## BEGIN

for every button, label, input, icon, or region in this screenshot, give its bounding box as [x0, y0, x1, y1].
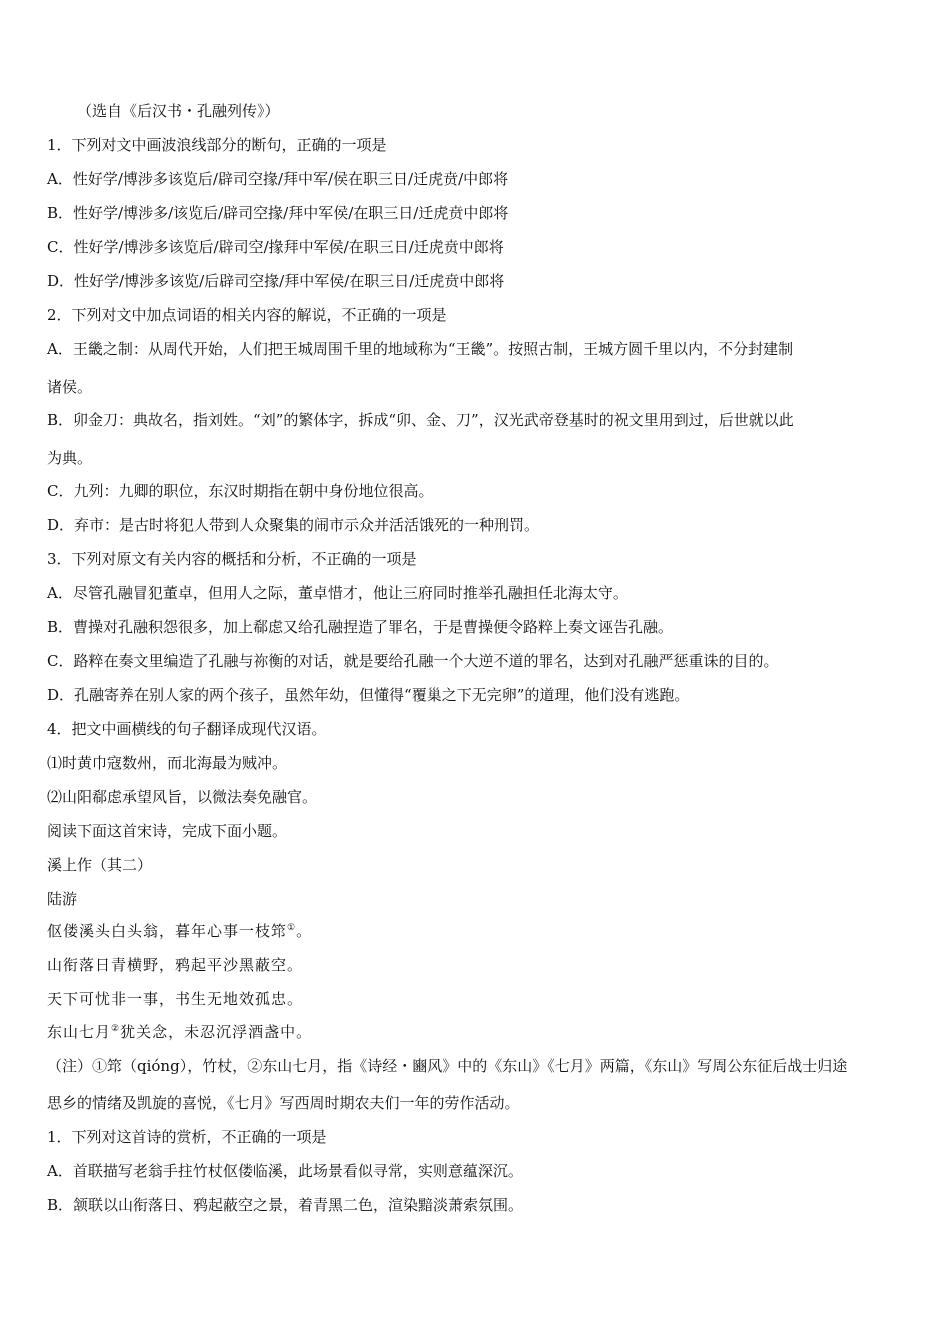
pq1-option-b: B．颔联以山衔落日、鸦起蔽空之景，着青黑二色，渲染黯淡萧索氛围。 [47, 1196, 524, 1214]
q4-sentence-2: ⑵山阳郗虑承望风旨，以微法奏免融官。 [47, 788, 318, 806]
poem-line-4-end: 犹关念，未忍沉浮酒盏中。 [120, 1023, 313, 1041]
q2-option-b: B．卯金刀：典故名，指刘姓。“刘”的繁体字，拆成“卯、金、刀”，汉光武帝登基时的祝文里用到过，后世就以此 [47, 411, 794, 429]
poem-intro: 阅读下面这首宋诗，完成下面小题。 [47, 822, 288, 840]
q1-stem: 1．下列对文中画波浪线部分的断句，正确的一项是 [47, 136, 387, 154]
q2-stem: 2．下列对文中加点词语的相关内容的解说，不正确的一项是 [47, 306, 447, 324]
poem-line-4 [47, 1022, 312, 1042]
q1-option-a: A．性好学/博涉多该览后/辟司空掾/拜中军/侯在职三日/迁虎贲/中郎将 [47, 170, 509, 188]
poem-line-1 [47, 921, 312, 941]
poem-line-3: 天下可忧非一事，书生无地效孤忠。 [47, 990, 304, 1008]
q4-sentence-1: ⑴时黄巾寇数州，而北海最为贼冲。 [47, 754, 288, 772]
poem-note-cont: 思乡的情绪及凯旋的喜悦，《七月》写西周时期农夫们一年的劳作活动。 [47, 1094, 520, 1112]
poem-author: 陆游 [47, 890, 78, 908]
poem-title: 溪上作（其二） [47, 856, 153, 874]
pq1-stem: 1．下列对这首诗的赏析，不正确的一项是 [47, 1128, 327, 1146]
q3-option-d: D．孔融寄养在别人家的两个孩子，虽然年幼，但懂得“覆巢之下无完卵”的道理，他们没有逃跑。 [47, 686, 690, 704]
q2-option-a: A．王畿之制：从周代开始，人们把王城周围千里的地域称为“王畿”。按照古制，王城方圆千里以内，不分封建制 [47, 340, 794, 358]
footnote-mark-1: ① [287, 923, 297, 933]
q2-option-a-cont: 诸侯。 [47, 378, 93, 396]
q2-option-b-cont: 为典。 [47, 449, 93, 467]
pq1-option-a: A．首联描写老翁手拄竹杖伛偻临溪，此场景看似寻常，实则意蕴深沉。 [47, 1162, 523, 1180]
poem-line-1-end: 。 [296, 922, 313, 940]
footnote-mark-2: ② [111, 1024, 121, 1034]
q2-option-d: D．弃市：是古时将犯人带到人众聚集的闹市示众并活活饿死的一种刑罚。 [47, 516, 540, 534]
q4-stem: 4．把文中画横线的句子翻译成现代汉语。 [47, 720, 327, 738]
q1-option-c: C．性好学/博涉多该览后/辟司空/掾拜中军侯/在职三日/迁虎贲中郎将 [47, 238, 504, 256]
q2-option-c: C．九列：九卿的职位，东汉时期指在朝中身份地位很高。 [47, 482, 434, 500]
poem-note: （注）①筇（qióng），竹杖，②东山七月，指《诗经・豳风》中的《东山》《七月》两篇，《东山》写周公东征后战士归途 [47, 1057, 848, 1075]
q1-option-d: D．性好学/博涉多该览/后辟司空掾/拜中军侯/在职三日/迁虎贲中郎将 [47, 272, 505, 290]
q3-option-a: A．尽管孔融冒犯董卓，但用人之际，董卓惜才，他让三府同时推举孔融担任北海太守。 [47, 584, 628, 602]
q1-option-b: B．性好学/博涉多/该览后/辟司空掾/拜中军侯/在职三日/迁虎贲中郎将 [47, 204, 509, 222]
poem-line-1-text: 伛偻溪头白头翁，暮年心事一枝筇 [47, 922, 288, 940]
poem-line-4-start: 东山七月 [47, 1023, 112, 1041]
q3-stem: 3．下列对原文有关内容的概括和分析，不正确的一项是 [47, 550, 417, 568]
source-citation: （选自《后汉书・孔融列传》） [77, 102, 280, 120]
q3-option-b: B．曹操对孔融积怨很多，加上郗虑又给孔融捏造了罪名，于是曹操便令路粹上奏文诬告孔融。 [47, 618, 674, 636]
q3-option-c: C．路粹在奏文里编造了孔融与祢衡的对话，就是要给孔融一个大逆不道的罪名，达到对孔融严惩重诛的目的。 [47, 652, 779, 670]
poem-line-2: 山衔落日青横野，鸦起平沙黑蔽空。 [47, 956, 304, 974]
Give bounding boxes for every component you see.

## END

_WHAT THE TASK ASKS_:
Pull out each row above that contains the string "every", treating uppercase and lowercase letters as different.

_RESPONSE_:
for every button, label, input, icon, or region in this screenshot, give its bounding box as [x0, y0, x1, y1].
Give bounding boxes for every component you see.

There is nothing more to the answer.